● What you should do:
Look for the string "JSON" in every line, and copy each line that has it.

(Stored items from a collection)
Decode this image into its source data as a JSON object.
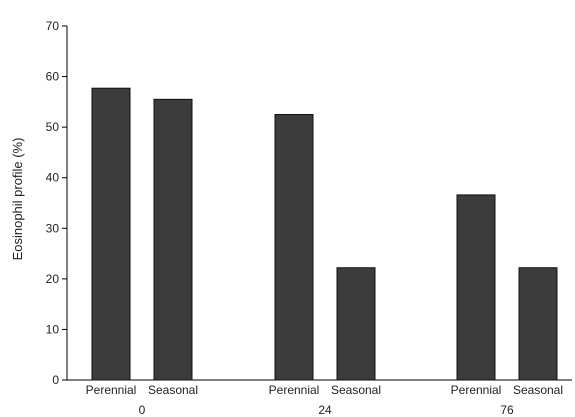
{
  "chart_data": {
    "type": "bar",
    "title": "",
    "xlabel": "",
    "ylabel": "Eosinophil profile (%)",
    "ylim": [
      0,
      70
    ],
    "yticks": [
      0,
      10,
      20,
      30,
      40,
      50,
      60,
      70
    ],
    "grid": false,
    "bar_color": "#3c3c3c",
    "groups": [
      {
        "label": "0",
        "bars": [
          {
            "category": "Perennial",
            "value": 57.7
          },
          {
            "category": "Seasonal",
            "value": 55.5
          }
        ]
      },
      {
        "label": "24",
        "bars": [
          {
            "category": "Perennial",
            "value": 52.5
          },
          {
            "category": "Seasonal",
            "value": 22.2
          }
        ]
      },
      {
        "label": "76",
        "bars": [
          {
            "category": "Perennial",
            "value": 36.6
          },
          {
            "category": "Seasonal",
            "value": 22.2
          }
        ]
      }
    ]
  }
}
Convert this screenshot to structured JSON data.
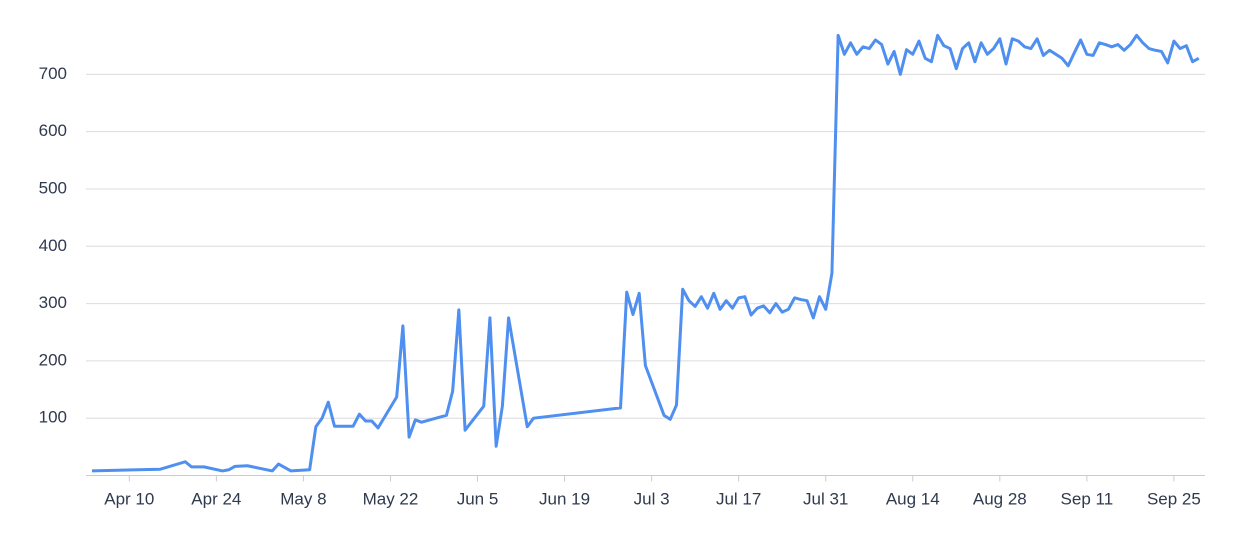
{
  "chart_data": {
    "type": "line",
    "x": [
      "Apr 4",
      "Apr 15",
      "Apr 19",
      "Apr 20",
      "Apr 22",
      "Apr 25",
      "Apr 26",
      "Apr 27",
      "Apr 29",
      "May 3",
      "May 4",
      "May 6",
      "May 9",
      "May 10",
      "May 11",
      "May 12",
      "May 13",
      "May 16",
      "May 17",
      "May 18",
      "May 19",
      "May 20",
      "May 23",
      "May 24",
      "May 25",
      "May 26",
      "May 27",
      "May 31",
      "Jun 1",
      "Jun 2",
      "Jun 3",
      "Jun 6",
      "Jun 7",
      "Jun 8",
      "Jun 9",
      "Jun 10",
      "Jun 13",
      "Jun 14",
      "Jun 28",
      "Jun 29",
      "Jun 30",
      "Jul 1",
      "Jul 2",
      "Jul 5",
      "Jul 6",
      "Jul 7",
      "Jul 8",
      "Jul 9",
      "Jul 10",
      "Jul 11",
      "Jul 12",
      "Jul 13",
      "Jul 14",
      "Jul 15",
      "Jul 16",
      "Jul 17",
      "Jul 18",
      "Jul 19",
      "Jul 20",
      "Jul 21",
      "Jul 22",
      "Jul 23",
      "Jul 24",
      "Jul 25",
      "Jul 26",
      "Jul 27",
      "Jul 28",
      "Jul 29",
      "Jul 30",
      "Jul 31",
      "Aug 1",
      "Aug 2",
      "Aug 3",
      "Aug 4",
      "Aug 5",
      "Aug 6",
      "Aug 7",
      "Aug 8",
      "Aug 9",
      "Aug 10",
      "Aug 11",
      "Aug 12",
      "Aug 13",
      "Aug 14",
      "Aug 15",
      "Aug 16",
      "Aug 17",
      "Aug 18",
      "Aug 19",
      "Aug 20",
      "Aug 21",
      "Aug 22",
      "Aug 23",
      "Aug 24",
      "Aug 25",
      "Aug 26",
      "Aug 27",
      "Aug 28",
      "Aug 29",
      "Aug 30",
      "Aug 31",
      "Sep 1",
      "Sep 2",
      "Sep 3",
      "Sep 4",
      "Sep 5",
      "Sep 6",
      "Sep 7",
      "Sep 8",
      "Sep 9",
      "Sep 10",
      "Sep 11",
      "Sep 12",
      "Sep 13",
      "Sep 14",
      "Sep 15",
      "Sep 16",
      "Sep 17",
      "Sep 18",
      "Sep 19",
      "Sep 20",
      "Sep 21",
      "Sep 22",
      "Sep 23",
      "Sep 24",
      "Sep 25",
      "Sep 26",
      "Sep 27",
      "Sep 28",
      "Sep 29"
    ],
    "series": [
      {
        "color": "#4e8ff0",
        "values": [
          8,
          11,
          24,
          15,
          15,
          8,
          10,
          16,
          17,
          8,
          20,
          8,
          10,
          85,
          100,
          128,
          86,
          86,
          107,
          95,
          95,
          83,
          137,
          261,
          67,
          97,
          93,
          105,
          147,
          289,
          79,
          121,
          275,
          51,
          121,
          275,
          85,
          100,
          118,
          320,
          281,
          318,
          192,
          105,
          98,
          123,
          325,
          305,
          295,
          312,
          292,
          318,
          290,
          305,
          292,
          310,
          312,
          280,
          292,
          296,
          284,
          300,
          285,
          290,
          310,
          307,
          305,
          275,
          312,
          290,
          353,
          768,
          735,
          755,
          735,
          748,
          745,
          760,
          752,
          718,
          740,
          700,
          743,
          735,
          758,
          728,
          722,
          768,
          750,
          745,
          710,
          745,
          755,
          722,
          755,
          735,
          745,
          762,
          718,
          762,
          758,
          748,
          745,
          762,
          733,
          742,
          735,
          728,
          715,
          738,
          760,
          735,
          733,
          755,
          752,
          748,
          752,
          742,
          752,
          768,
          755,
          745,
          742,
          740,
          720,
          758,
          745,
          750,
          722,
          728
        ]
      }
    ],
    "xlim": [
      "Apr 4",
      "Sep 30"
    ],
    "xticks": [
      "Apr 10",
      "Apr 24",
      "May 8",
      "May 22",
      "Jun 5",
      "Jun 19",
      "Jul 3",
      "Jul 17",
      "Jul 31",
      "Aug 14",
      "Aug 28",
      "Sep 11",
      "Sep 25"
    ],
    "ylim": [
      0,
      780
    ],
    "yticks": [
      100,
      200,
      300,
      400,
      500,
      600,
      700
    ],
    "grid": true
  }
}
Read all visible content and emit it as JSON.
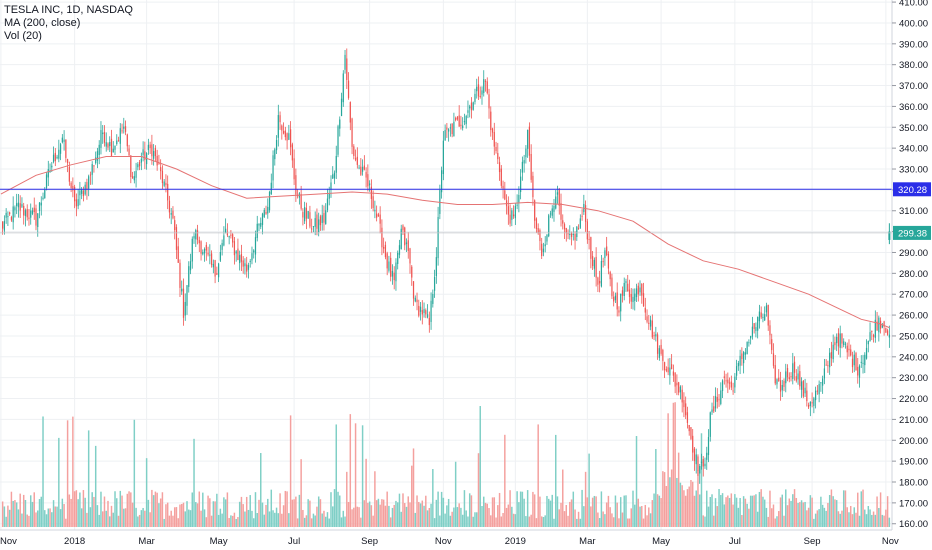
{
  "chart_data": {
    "type": "candlestick",
    "symbol_line": "TESLA INC, 1D, NASDAQ",
    "indicators": [
      "MA (200, close)",
      "Vol (20)"
    ],
    "y_ticks": [
      160,
      170,
      180,
      190,
      200,
      210,
      220,
      230,
      240,
      250,
      260,
      270,
      280,
      290,
      300,
      310,
      320,
      330,
      340,
      350,
      360,
      370,
      380,
      390,
      400,
      410
    ],
    "y_tick_labels": [
      "160.00",
      "170.00",
      "180.00",
      "190.00",
      "200.00",
      "210.00",
      "220.00",
      "230.00",
      "240.00",
      "250.00",
      "260.00",
      "270.00",
      "280.00",
      "290.00",
      "300.00",
      "310.00",
      "320.00",
      "330.00",
      "340.00",
      "350.00",
      "360.00",
      "370.00",
      "380.00",
      "390.00",
      "400.00",
      "410.00"
    ],
    "ylim": [
      157,
      411
    ],
    "x_ticks": [
      {
        "label": "Nov",
        "index": 0
      },
      {
        "label": "2018",
        "index": 42
      },
      {
        "label": "Mar",
        "index": 83
      },
      {
        "label": "May",
        "index": 124
      },
      {
        "label": "Jul",
        "index": 167
      },
      {
        "label": "Sep",
        "index": 210
      },
      {
        "label": "Nov",
        "index": 252
      },
      {
        "label": "2019",
        "index": 293
      },
      {
        "label": "Mar",
        "index": 334
      },
      {
        "label": "May",
        "index": 376
      },
      {
        "label": "Jul",
        "index": 418
      },
      {
        "label": "Sep",
        "index": 462
      },
      {
        "label": "Nov",
        "index": 504
      }
    ],
    "n_days": 508,
    "horizontal_line": {
      "value": 320.28,
      "label": "320.28",
      "color": "#2a2ee8"
    },
    "last_price": {
      "value": 299.38,
      "label": "299.38",
      "color": "#26a69a"
    },
    "anchors": [
      [
        0,
        302
      ],
      [
        10,
        312
      ],
      [
        20,
        306
      ],
      [
        28,
        330
      ],
      [
        35,
        345
      ],
      [
        42,
        312
      ],
      [
        50,
        325
      ],
      [
        58,
        348
      ],
      [
        63,
        340
      ],
      [
        70,
        350
      ],
      [
        75,
        325
      ],
      [
        80,
        335
      ],
      [
        86,
        340
      ],
      [
        92,
        325
      ],
      [
        98,
        305
      ],
      [
        104,
        262
      ],
      [
        110,
        300
      ],
      [
        116,
        290
      ],
      [
        122,
        280
      ],
      [
        128,
        300
      ],
      [
        134,
        290
      ],
      [
        140,
        282
      ],
      [
        146,
        300
      ],
      [
        152,
        312
      ],
      [
        158,
        355
      ],
      [
        164,
        345
      ],
      [
        168,
        320
      ],
      [
        172,
        310
      ],
      [
        178,
        302
      ],
      [
        184,
        306
      ],
      [
        190,
        330
      ],
      [
        196,
        385
      ],
      [
        200,
        340
      ],
      [
        204,
        330
      ],
      [
        208,
        325
      ],
      [
        212,
        315
      ],
      [
        216,
        300
      ],
      [
        220,
        285
      ],
      [
        224,
        275
      ],
      [
        228,
        300
      ],
      [
        232,
        290
      ],
      [
        236,
        265
      ],
      [
        240,
        262
      ],
      [
        244,
        255
      ],
      [
        248,
        290
      ],
      [
        252,
        345
      ],
      [
        258,
        350
      ],
      [
        264,
        355
      ],
      [
        270,
        365
      ],
      [
        276,
        372
      ],
      [
        280,
        345
      ],
      [
        284,
        330
      ],
      [
        288,
        310
      ],
      [
        292,
        305
      ],
      [
        296,
        325
      ],
      [
        300,
        345
      ],
      [
        304,
        305
      ],
      [
        308,
        290
      ],
      [
        312,
        305
      ],
      [
        316,
        320
      ],
      [
        320,
        300
      ],
      [
        324,
        295
      ],
      [
        328,
        300
      ],
      [
        332,
        310
      ],
      [
        336,
        290
      ],
      [
        340,
        275
      ],
      [
        344,
        290
      ],
      [
        348,
        270
      ],
      [
        352,
        265
      ],
      [
        356,
        275
      ],
      [
        360,
        268
      ],
      [
        364,
        275
      ],
      [
        368,
        260
      ],
      [
        372,
        250
      ],
      [
        376,
        240
      ],
      [
        380,
        235
      ],
      [
        384,
        228
      ],
      [
        388,
        222
      ],
      [
        392,
        205
      ],
      [
        396,
        190
      ],
      [
        400,
        185
      ],
      [
        404,
        210
      ],
      [
        408,
        220
      ],
      [
        412,
        230
      ],
      [
        416,
        225
      ],
      [
        420,
        235
      ],
      [
        424,
        245
      ],
      [
        428,
        252
      ],
      [
        432,
        258
      ],
      [
        436,
        262
      ],
      [
        440,
        232
      ],
      [
        444,
        225
      ],
      [
        448,
        232
      ],
      [
        452,
        235
      ],
      [
        456,
        225
      ],
      [
        460,
        218
      ],
      [
        464,
        222
      ],
      [
        468,
        228
      ],
      [
        472,
        240
      ],
      [
        476,
        250
      ],
      [
        480,
        245
      ],
      [
        484,
        240
      ],
      [
        488,
        235
      ],
      [
        492,
        242
      ],
      [
        496,
        252
      ],
      [
        500,
        258
      ],
      [
        504,
        255
      ],
      [
        506,
        252
      ]
    ],
    "ma_points": [
      [
        0,
        318
      ],
      [
        20,
        327
      ],
      [
        40,
        332
      ],
      [
        60,
        336
      ],
      [
        80,
        336
      ],
      [
        100,
        330
      ],
      [
        120,
        322
      ],
      [
        140,
        316
      ],
      [
        160,
        317
      ],
      [
        180,
        318
      ],
      [
        200,
        319
      ],
      [
        220,
        318
      ],
      [
        240,
        315
      ],
      [
        260,
        313
      ],
      [
        280,
        313
      ],
      [
        300,
        314
      ],
      [
        320,
        313
      ],
      [
        340,
        310
      ],
      [
        360,
        305
      ],
      [
        380,
        294
      ],
      [
        400,
        286
      ],
      [
        420,
        282
      ],
      [
        440,
        276
      ],
      [
        460,
        270
      ],
      [
        480,
        262
      ],
      [
        490,
        258
      ],
      [
        500,
        256
      ],
      [
        506,
        254
      ]
    ],
    "colors": {
      "up": "#26a69a",
      "down": "#ef5350",
      "vol_up": "#7fcfc6",
      "vol_down": "#f4a09e",
      "ma": "#e57373",
      "grid": "#eef0f3"
    }
  }
}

● Response:
Decode this image into its source data as a JSON object.
Convert this screenshot to structured JSON data.
Read all visible content and emit it as JSON.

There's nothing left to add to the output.